──────── Data extract ────────

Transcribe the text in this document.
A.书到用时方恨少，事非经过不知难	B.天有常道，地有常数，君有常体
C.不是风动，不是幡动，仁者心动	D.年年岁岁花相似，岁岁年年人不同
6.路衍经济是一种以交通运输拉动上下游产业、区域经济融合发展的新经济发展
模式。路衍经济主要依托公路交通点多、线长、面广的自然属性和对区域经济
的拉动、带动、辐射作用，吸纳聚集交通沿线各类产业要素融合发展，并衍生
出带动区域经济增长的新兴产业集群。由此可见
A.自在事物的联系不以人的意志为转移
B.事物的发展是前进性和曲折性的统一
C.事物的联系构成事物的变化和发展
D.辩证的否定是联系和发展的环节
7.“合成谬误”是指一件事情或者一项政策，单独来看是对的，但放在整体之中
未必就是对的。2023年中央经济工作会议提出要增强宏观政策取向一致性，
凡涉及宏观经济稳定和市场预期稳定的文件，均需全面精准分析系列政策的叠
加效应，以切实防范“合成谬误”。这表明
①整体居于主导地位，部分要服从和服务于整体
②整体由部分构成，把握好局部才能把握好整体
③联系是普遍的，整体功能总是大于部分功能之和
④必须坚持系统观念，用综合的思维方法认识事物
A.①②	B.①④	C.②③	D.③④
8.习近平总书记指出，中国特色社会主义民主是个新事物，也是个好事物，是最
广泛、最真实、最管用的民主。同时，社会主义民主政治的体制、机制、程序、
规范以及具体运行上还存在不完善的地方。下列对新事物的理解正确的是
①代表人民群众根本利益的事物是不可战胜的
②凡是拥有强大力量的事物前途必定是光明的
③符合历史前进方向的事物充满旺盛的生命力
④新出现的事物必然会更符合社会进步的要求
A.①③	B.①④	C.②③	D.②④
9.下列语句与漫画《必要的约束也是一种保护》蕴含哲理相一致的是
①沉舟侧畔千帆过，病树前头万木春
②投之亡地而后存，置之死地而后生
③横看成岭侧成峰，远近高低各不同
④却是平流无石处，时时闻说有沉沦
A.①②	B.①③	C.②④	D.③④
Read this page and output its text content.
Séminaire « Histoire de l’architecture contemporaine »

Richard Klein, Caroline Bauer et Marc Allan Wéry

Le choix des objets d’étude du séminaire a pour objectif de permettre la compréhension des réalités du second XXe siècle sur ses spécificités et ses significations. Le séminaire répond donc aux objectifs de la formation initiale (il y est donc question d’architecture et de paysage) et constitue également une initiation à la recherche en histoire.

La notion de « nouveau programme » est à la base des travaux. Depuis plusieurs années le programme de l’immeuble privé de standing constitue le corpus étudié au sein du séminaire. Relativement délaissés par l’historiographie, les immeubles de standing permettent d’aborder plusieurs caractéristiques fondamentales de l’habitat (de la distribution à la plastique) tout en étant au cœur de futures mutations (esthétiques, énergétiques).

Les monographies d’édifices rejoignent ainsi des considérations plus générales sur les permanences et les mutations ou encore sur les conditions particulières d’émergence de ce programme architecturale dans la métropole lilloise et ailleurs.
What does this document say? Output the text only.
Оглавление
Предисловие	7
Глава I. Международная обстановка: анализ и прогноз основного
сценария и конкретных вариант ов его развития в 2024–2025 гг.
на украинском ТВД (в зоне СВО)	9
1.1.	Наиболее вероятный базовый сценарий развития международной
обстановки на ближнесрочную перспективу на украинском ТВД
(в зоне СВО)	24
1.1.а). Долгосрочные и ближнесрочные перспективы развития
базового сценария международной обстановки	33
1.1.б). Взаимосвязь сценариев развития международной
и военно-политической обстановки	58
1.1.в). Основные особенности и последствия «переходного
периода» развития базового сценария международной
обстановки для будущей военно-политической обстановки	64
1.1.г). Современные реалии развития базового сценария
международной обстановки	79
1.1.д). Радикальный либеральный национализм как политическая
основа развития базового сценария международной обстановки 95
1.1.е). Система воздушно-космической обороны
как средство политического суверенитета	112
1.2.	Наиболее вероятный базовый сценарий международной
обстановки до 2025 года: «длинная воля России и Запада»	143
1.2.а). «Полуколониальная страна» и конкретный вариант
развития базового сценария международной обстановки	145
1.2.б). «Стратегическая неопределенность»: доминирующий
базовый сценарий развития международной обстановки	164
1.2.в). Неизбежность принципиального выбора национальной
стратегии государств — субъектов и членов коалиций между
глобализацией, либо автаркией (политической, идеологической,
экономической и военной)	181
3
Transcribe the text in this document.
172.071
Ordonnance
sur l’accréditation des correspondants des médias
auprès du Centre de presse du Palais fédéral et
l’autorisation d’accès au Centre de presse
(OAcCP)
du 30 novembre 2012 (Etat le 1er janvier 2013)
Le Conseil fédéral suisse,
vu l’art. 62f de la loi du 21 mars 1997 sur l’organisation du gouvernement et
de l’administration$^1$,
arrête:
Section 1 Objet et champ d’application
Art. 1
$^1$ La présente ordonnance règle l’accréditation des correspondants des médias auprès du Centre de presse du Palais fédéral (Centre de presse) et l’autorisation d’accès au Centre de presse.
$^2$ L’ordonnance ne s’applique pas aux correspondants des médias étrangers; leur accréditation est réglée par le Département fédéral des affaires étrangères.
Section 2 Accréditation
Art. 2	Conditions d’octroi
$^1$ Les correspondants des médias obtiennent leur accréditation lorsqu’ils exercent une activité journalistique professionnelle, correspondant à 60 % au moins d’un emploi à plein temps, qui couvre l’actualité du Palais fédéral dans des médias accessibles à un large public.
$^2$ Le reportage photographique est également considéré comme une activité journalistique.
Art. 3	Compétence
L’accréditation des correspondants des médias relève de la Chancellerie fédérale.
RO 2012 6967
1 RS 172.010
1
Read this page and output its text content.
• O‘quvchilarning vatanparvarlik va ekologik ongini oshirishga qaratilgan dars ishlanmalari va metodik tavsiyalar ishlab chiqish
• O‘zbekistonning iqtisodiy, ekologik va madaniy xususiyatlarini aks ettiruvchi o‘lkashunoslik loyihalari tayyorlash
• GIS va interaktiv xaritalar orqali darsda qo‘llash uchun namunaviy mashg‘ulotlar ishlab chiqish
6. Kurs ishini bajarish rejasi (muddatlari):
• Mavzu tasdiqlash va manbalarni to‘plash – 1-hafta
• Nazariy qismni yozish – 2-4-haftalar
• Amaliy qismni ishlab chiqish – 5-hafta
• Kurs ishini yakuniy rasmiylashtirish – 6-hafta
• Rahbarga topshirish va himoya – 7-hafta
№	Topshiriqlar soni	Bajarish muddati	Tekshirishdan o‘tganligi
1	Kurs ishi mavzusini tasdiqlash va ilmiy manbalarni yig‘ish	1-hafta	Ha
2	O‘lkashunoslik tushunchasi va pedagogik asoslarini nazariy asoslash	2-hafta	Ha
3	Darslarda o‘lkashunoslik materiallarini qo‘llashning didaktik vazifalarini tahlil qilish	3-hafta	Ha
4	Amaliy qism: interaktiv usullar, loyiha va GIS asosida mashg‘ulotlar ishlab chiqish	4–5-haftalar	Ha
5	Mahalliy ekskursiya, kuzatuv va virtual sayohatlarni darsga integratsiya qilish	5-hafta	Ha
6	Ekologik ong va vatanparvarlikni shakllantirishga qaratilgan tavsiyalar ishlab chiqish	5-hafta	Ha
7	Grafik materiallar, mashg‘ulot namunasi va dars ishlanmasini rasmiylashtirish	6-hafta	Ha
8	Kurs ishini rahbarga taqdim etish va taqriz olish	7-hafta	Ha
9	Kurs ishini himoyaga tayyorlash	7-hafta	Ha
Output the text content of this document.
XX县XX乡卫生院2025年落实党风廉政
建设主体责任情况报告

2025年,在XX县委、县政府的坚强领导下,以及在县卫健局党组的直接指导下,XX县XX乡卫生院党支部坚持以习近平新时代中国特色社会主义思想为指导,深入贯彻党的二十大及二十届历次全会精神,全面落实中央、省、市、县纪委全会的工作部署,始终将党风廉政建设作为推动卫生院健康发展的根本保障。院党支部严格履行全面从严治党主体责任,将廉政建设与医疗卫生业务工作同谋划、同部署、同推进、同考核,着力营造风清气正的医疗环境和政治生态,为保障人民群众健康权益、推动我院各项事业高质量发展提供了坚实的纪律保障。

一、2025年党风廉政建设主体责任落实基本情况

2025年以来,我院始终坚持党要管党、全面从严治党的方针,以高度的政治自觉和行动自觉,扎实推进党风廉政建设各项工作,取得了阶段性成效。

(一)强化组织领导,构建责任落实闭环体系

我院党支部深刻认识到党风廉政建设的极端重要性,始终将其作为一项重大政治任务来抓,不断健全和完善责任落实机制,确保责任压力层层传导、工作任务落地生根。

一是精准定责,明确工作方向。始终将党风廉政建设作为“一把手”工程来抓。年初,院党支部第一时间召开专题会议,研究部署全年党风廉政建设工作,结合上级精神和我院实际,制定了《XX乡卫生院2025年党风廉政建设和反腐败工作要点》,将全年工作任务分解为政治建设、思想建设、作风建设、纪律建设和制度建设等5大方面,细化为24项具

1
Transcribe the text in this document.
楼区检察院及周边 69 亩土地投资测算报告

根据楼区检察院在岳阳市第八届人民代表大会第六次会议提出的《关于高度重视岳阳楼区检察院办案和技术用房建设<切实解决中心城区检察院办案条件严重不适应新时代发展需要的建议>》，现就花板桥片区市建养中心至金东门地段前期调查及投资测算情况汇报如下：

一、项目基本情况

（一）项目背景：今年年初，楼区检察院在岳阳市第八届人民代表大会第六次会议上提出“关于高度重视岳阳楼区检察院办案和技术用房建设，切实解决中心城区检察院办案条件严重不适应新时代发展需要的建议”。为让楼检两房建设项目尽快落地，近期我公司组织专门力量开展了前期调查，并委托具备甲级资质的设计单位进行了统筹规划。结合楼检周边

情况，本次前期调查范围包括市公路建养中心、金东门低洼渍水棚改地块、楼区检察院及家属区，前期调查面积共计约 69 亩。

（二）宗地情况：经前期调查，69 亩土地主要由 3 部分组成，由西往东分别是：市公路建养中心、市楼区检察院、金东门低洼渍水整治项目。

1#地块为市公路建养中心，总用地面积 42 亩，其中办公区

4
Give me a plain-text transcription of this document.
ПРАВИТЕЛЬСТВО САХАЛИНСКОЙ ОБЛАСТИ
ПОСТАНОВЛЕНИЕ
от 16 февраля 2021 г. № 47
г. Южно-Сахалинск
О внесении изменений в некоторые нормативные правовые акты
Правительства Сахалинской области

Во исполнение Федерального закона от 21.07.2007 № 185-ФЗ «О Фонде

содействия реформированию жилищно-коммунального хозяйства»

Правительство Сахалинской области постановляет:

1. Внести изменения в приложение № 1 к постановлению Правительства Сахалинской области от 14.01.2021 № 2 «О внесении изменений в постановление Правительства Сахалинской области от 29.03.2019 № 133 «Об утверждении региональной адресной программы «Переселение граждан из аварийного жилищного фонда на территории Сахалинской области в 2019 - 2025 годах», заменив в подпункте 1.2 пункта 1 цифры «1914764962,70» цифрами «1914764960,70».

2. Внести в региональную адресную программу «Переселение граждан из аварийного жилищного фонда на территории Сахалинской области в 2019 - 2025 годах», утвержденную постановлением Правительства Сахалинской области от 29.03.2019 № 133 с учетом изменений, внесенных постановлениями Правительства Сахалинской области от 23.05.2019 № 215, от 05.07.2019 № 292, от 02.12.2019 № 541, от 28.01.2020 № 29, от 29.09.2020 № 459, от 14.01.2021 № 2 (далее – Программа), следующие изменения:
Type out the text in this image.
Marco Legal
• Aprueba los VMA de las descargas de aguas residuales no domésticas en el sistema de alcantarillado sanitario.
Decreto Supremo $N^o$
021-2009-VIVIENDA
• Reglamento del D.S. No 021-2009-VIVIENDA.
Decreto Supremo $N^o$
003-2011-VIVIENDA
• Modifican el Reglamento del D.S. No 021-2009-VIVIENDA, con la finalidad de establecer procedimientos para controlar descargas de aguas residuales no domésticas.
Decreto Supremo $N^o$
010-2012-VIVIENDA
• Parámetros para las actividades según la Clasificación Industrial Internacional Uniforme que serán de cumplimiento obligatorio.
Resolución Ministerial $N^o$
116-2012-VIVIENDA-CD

────────

-- Request --
Go through the material and select each line with the string "tasdiqlash" in it.

-- Answer to the problem --
• Mavzu tasdiqlash va manbalarni to‘plash – 1-hafta
1	Kurs ishi mavzusini tasdiqlash va ilmiy manbalarni yig‘ish	1-hafta	Ha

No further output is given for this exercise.